> [Problem to work on] Pick out each line below containing "color".

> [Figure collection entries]
•••
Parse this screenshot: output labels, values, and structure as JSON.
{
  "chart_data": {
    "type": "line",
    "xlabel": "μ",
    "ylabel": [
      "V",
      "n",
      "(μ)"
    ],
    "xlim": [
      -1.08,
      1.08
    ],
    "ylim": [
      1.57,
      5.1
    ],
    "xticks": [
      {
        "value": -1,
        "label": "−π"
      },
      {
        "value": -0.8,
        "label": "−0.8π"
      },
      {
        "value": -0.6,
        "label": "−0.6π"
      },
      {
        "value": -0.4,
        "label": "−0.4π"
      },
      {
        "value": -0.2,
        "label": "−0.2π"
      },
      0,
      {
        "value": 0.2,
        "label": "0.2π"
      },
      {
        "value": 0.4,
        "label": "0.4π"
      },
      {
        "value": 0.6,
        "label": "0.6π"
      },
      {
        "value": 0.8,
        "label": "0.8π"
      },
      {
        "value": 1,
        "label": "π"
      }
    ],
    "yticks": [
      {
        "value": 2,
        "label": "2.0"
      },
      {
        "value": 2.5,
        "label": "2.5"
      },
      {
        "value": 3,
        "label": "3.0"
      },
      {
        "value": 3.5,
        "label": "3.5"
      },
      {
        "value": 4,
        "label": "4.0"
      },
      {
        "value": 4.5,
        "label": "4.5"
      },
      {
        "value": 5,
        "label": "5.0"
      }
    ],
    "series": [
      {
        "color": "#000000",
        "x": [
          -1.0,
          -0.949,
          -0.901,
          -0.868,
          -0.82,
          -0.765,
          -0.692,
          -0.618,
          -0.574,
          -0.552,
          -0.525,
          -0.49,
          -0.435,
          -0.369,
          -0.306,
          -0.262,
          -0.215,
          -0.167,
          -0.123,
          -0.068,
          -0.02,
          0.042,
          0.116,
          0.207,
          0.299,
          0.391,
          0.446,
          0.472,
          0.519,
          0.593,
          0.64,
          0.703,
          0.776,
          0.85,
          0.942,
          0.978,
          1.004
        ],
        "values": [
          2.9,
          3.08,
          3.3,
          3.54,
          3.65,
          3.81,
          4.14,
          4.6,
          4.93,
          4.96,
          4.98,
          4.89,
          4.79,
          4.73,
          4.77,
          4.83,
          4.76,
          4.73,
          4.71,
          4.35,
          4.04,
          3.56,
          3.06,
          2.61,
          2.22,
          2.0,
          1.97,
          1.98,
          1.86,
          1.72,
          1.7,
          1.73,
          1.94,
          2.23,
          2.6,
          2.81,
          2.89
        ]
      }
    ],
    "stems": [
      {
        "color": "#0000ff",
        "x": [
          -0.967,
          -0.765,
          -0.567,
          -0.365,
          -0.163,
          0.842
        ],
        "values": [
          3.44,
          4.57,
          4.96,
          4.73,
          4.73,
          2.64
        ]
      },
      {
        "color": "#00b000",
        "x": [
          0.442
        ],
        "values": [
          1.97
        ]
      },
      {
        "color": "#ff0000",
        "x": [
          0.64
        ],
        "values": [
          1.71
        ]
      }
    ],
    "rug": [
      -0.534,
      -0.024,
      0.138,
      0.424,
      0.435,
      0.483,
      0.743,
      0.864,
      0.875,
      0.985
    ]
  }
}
•••
> [Task solution]
        "color": "#000000",
        "color": "#0000ff",
        "color": "#00b000",
        "color": "#ff0000",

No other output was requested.